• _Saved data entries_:

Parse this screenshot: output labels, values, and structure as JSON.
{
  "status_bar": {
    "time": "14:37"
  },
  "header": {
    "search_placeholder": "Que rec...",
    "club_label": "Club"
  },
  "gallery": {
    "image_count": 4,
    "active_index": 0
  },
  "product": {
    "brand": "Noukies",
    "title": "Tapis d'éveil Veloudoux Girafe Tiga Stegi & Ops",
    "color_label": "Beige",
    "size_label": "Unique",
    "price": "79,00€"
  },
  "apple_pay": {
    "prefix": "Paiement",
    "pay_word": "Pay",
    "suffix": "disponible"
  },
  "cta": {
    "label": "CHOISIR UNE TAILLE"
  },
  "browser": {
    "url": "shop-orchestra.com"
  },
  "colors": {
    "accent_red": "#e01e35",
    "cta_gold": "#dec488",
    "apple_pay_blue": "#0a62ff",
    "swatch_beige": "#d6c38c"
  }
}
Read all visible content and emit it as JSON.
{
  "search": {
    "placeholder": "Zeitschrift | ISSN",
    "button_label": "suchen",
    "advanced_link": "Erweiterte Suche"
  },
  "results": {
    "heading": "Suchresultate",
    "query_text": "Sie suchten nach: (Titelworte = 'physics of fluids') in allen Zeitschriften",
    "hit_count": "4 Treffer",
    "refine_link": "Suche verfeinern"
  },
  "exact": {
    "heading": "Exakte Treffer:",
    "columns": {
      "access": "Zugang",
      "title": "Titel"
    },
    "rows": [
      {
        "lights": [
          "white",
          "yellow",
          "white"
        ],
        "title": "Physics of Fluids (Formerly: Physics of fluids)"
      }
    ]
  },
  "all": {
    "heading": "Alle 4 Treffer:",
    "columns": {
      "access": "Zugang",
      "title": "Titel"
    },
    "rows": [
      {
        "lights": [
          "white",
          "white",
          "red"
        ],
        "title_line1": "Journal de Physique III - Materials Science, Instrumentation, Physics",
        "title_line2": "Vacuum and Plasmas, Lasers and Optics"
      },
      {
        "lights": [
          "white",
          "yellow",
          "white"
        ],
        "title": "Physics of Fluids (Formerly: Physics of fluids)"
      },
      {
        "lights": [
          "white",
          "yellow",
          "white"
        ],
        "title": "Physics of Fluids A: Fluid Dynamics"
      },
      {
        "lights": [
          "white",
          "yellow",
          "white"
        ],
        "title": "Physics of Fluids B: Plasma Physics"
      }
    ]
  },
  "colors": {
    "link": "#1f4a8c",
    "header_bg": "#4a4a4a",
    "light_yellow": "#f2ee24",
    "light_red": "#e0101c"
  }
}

• _Problem to solve_:
Each line of the material above needs to be quoted exactly, please.

• _Response_:
Parse this screenshot: output labels, values, and structure as JSON.
{
  "status_bar": {
    "time": "14:37"
  },
  "header": {
    "search_placeholder": "Que rec...",
    "club_label": "Club"
  },
  "gallery": {
    "image_count": 4,
    "active_index": 0
  },
  "product": {
    "brand": "Noukies",
    "title": "Tapis d'éveil Veloudoux Girafe Tiga Stegi & Ops",
    "color_label": "Beige",
    "size_label": "Unique",
    "price": "79,00€"
  },
  "apple_pay": {
    "prefix": "Paiement",
    "pay_word": "Pay",
    "suffix": "disponible"
  },
  "cta": {
    "label": "CHOISIR UNE TAILLE"
  },
  "browser": {
    "url": "shop-orchestra.com"
  },
  "colors": {
    "accent_red": "#e01e35",
    "cta_gold": "#dec488",
    "apple_pay_blue": "#0a62ff",
    "swatch_beige": "#d6c38c"
  }
}
Read all visible content and emit it as JSON.
{
  "search": {
    "placeholder": "Zeitschrift | ISSN",
    "button_label": "suchen",
    "advanced_link": "Erweiterte Suche"
  },
  "results": {
    "heading": "Suchresultate",
    "query_text": "Sie suchten nach: (Titelworte = 'physics of fluids') in allen Zeitschriften",
    "hit_count": "4 Treffer",
    "refine_link": "Suche verfeinern"
  },
  "exact": {
    "heading": "Exakte Treffer:",
    "columns": {
      "access": "Zugang",
      "title": "Titel"
    },
    "rows": [
      {
        "lights": [
          "white",
          "yellow",
          "white"
        ],
        "title": "Physics of Fluids (Formerly: Physics of fluids)"
      }
    ]
  },
  "all": {
    "heading": "Alle 4 Treffer:",
    "columns": {
      "access": "Zugang",
      "title": "Titel"
    },
    "rows": [
      {
        "lights": [
          "white",
          "white",
          "red"
        ],
        "title_line1": "Journal de Physique III - Materials Science, Instrumentation, Physics",
        "title_line2": "Vacuum and Plasmas, Lasers and Optics"
      },
      {
        "lights": [
          "white",
          "yellow",
          "white"
        ],
        "title": "Physics of Fluids (Formerly: Physics of fluids)"
      },
      {
        "lights": [
          "white",
          "yellow",
          "white"
        ],
        "title": "Physics of Fluids A: Fluid Dynamics"
      },
      {
        "lights": [
          "white",
          "yellow",
          "white"
        ],
        "title": "Physics of Fluids B: Plasma Physics"
      }
    ]
  },
  "colors": {
    "link": "#1f4a8c",
    "header_bg": "#4a4a4a",
    "light_yellow": "#f2ee24",
    "light_red": "#e0101c"
  }
}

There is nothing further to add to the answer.